Collected data
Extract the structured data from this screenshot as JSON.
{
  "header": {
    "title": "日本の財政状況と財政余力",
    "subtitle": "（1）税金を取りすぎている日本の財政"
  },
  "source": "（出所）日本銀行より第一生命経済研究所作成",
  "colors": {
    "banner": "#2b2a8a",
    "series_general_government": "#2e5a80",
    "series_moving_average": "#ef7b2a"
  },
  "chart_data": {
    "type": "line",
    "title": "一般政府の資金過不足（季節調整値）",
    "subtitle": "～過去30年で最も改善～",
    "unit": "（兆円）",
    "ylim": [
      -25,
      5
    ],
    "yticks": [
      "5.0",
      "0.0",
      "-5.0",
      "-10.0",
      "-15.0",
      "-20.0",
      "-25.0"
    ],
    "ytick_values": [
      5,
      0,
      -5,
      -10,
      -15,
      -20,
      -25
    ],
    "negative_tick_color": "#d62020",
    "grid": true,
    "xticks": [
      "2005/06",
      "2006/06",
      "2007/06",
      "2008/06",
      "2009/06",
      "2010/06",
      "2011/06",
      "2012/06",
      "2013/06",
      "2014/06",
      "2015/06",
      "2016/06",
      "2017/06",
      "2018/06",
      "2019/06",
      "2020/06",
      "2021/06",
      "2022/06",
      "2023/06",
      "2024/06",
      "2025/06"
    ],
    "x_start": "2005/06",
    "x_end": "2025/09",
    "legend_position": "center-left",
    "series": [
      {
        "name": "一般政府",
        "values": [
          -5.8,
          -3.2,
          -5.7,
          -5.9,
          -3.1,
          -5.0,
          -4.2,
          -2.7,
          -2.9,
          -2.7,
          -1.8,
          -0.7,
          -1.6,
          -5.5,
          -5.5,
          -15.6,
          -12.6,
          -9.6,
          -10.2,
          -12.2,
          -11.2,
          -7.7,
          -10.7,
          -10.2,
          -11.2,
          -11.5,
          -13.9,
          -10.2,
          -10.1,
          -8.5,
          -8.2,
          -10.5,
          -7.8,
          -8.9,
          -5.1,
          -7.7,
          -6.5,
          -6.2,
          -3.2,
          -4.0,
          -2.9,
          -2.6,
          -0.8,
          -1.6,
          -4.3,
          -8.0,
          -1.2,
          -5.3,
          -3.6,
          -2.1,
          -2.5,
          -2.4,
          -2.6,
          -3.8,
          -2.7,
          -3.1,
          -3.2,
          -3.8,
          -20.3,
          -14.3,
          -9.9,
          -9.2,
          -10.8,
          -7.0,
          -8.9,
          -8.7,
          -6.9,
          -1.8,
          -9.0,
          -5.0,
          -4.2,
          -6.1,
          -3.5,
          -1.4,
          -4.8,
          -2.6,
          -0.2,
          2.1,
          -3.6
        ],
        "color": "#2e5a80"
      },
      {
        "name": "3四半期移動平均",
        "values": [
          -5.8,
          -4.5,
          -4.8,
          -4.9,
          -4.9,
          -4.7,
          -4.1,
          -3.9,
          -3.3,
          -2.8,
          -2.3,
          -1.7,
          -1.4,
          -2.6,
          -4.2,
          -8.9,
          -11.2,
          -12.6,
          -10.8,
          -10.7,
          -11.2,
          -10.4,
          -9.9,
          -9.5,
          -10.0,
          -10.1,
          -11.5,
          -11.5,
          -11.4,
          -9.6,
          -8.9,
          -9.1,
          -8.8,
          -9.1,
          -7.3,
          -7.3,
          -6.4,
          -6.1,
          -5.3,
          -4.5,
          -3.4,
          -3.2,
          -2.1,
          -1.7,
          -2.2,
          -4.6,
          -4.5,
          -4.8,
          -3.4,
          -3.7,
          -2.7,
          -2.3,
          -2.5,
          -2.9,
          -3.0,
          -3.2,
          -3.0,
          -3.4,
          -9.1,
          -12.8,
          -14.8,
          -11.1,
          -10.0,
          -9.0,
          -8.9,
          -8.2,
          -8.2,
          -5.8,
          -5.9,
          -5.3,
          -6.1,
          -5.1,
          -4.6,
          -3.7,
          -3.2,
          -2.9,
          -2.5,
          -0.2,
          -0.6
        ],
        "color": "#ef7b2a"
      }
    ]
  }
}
...
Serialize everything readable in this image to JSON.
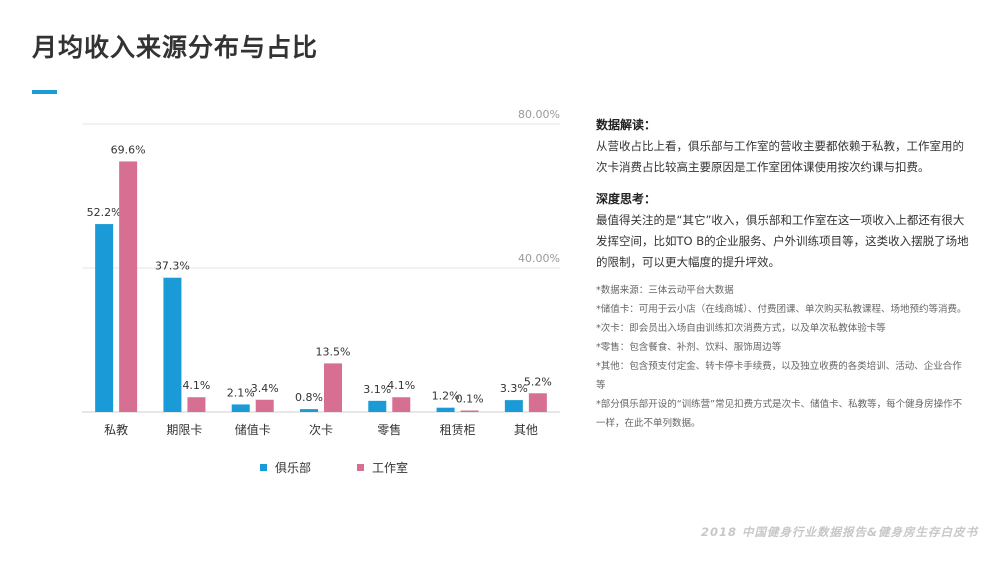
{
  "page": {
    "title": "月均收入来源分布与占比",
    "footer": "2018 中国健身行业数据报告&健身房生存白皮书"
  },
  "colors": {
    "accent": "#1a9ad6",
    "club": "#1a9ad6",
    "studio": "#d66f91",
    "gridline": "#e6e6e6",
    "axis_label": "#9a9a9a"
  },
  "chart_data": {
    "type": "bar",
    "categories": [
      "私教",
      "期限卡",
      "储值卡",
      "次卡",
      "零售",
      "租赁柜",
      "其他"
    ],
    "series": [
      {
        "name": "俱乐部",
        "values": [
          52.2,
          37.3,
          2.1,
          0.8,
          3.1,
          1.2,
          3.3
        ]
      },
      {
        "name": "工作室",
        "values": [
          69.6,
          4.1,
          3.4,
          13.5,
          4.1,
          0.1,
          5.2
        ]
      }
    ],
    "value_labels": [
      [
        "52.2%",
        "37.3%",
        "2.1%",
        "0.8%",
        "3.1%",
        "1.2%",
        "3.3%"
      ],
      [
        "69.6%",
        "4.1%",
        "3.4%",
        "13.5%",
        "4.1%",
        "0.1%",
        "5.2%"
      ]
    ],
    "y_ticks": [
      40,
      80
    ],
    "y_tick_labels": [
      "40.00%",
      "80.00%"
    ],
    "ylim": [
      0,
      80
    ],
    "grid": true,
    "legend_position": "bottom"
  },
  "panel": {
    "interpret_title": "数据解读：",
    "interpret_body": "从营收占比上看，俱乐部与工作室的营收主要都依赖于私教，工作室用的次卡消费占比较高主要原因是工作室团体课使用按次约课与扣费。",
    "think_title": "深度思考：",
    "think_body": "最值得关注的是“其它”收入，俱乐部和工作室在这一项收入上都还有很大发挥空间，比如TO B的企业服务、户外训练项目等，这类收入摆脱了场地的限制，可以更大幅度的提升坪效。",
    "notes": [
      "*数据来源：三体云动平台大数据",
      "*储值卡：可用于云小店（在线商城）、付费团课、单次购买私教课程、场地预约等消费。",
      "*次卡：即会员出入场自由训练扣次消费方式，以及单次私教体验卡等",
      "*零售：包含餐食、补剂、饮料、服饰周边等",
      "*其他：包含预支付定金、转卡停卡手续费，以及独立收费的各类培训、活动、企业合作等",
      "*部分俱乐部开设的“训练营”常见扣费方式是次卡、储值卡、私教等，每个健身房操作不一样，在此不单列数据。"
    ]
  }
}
* * *
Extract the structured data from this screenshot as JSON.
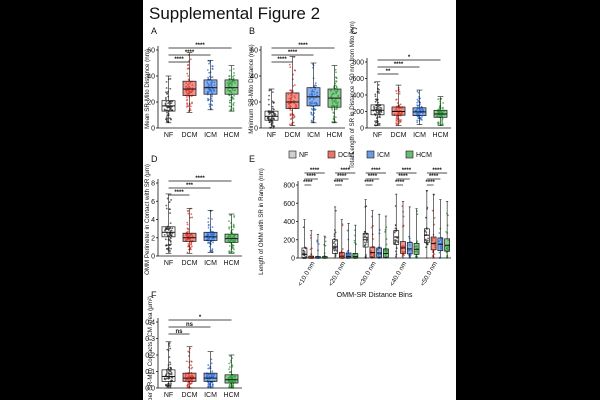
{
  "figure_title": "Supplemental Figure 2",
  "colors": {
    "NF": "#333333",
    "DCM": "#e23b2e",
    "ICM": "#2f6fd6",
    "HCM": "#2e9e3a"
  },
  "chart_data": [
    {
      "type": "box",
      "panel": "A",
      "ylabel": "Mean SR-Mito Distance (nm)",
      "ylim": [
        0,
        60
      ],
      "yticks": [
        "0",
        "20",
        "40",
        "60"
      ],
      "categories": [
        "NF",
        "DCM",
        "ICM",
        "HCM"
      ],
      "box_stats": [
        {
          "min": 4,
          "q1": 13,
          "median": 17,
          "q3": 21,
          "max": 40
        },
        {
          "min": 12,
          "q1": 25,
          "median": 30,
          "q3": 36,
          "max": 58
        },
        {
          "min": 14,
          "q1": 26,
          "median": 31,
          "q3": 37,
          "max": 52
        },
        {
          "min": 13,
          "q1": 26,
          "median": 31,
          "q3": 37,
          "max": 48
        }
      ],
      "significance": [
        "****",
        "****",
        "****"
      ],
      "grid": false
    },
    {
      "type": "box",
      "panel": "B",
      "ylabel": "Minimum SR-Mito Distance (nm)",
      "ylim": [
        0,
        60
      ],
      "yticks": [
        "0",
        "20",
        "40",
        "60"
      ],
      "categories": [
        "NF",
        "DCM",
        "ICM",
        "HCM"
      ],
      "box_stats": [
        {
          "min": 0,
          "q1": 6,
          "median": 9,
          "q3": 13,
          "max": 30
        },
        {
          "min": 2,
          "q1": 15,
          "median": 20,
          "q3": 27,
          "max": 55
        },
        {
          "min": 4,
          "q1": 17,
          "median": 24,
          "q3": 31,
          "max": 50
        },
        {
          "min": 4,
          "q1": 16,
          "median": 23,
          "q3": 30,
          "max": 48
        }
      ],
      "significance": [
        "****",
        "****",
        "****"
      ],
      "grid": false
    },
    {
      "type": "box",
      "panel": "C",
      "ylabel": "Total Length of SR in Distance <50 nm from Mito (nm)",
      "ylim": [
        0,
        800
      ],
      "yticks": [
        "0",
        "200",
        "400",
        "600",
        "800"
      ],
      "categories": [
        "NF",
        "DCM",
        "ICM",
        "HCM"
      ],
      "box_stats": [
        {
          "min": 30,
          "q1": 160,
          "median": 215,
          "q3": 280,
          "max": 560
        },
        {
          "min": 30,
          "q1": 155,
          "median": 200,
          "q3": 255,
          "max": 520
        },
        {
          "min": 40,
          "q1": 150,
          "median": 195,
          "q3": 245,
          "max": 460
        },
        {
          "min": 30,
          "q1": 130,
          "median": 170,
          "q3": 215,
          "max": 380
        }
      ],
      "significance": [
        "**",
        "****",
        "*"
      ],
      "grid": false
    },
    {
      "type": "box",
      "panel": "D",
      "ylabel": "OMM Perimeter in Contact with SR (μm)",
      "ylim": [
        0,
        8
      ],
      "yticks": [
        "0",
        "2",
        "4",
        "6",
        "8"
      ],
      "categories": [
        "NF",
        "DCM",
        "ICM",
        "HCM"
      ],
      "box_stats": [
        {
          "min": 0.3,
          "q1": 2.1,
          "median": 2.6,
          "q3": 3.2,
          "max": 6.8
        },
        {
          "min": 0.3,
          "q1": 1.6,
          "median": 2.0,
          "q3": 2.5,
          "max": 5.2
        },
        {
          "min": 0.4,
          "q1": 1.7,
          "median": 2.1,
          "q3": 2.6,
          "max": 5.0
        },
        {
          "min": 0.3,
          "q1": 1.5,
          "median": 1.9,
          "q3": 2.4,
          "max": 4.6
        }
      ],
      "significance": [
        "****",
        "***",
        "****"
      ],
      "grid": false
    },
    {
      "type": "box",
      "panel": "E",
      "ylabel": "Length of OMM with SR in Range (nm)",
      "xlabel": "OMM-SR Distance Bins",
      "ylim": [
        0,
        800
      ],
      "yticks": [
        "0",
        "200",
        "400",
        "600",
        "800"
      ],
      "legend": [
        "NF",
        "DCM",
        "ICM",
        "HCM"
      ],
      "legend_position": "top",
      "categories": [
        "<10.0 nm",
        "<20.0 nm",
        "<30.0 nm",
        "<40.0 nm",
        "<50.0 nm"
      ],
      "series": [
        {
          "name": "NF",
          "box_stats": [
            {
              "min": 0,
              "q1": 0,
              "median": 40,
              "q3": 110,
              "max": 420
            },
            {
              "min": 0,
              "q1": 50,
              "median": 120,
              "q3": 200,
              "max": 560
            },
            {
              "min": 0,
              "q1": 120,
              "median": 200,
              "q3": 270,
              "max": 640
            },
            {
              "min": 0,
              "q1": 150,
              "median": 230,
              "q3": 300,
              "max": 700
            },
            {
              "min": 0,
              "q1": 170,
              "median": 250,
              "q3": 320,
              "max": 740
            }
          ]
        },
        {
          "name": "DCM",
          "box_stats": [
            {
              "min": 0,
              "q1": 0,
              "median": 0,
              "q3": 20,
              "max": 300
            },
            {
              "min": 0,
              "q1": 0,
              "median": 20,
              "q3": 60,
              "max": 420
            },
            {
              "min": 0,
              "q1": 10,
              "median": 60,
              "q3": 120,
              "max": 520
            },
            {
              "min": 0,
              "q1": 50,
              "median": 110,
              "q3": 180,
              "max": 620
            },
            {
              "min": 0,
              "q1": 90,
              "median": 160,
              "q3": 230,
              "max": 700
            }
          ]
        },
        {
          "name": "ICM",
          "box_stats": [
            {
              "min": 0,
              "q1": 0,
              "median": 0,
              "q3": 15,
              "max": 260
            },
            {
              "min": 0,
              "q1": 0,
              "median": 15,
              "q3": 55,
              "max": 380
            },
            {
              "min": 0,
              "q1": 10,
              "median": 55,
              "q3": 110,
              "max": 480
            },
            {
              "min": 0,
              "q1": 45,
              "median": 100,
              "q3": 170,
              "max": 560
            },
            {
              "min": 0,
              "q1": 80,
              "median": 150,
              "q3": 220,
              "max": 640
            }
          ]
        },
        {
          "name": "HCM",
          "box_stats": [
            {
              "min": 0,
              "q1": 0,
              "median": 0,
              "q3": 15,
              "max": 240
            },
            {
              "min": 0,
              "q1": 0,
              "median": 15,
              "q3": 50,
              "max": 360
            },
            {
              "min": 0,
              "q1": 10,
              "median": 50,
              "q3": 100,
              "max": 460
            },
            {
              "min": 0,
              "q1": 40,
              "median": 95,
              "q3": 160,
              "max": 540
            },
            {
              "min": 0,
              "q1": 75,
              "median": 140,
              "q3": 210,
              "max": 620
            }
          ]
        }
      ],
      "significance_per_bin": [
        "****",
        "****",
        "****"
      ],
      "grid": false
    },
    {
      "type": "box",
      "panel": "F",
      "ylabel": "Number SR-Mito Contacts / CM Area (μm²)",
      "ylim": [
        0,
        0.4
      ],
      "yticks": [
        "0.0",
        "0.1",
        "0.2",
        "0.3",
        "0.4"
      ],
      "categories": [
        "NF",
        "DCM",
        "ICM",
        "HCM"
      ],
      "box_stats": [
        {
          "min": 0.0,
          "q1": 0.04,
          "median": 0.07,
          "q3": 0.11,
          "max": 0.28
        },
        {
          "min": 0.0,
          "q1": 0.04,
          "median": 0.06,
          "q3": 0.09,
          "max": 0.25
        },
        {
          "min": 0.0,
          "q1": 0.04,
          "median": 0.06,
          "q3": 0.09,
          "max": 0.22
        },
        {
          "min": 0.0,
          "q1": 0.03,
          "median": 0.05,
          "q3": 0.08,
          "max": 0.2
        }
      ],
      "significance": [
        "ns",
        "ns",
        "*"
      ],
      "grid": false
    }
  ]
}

* [Goal of the exercise]: Gather every line from the listing above in which the word "subtitle" appears.

* [In response]:
    "subtitle": "（1）税金を取りすぎている日本の財政"
    "subtitle": "～過去30年で最も改善～",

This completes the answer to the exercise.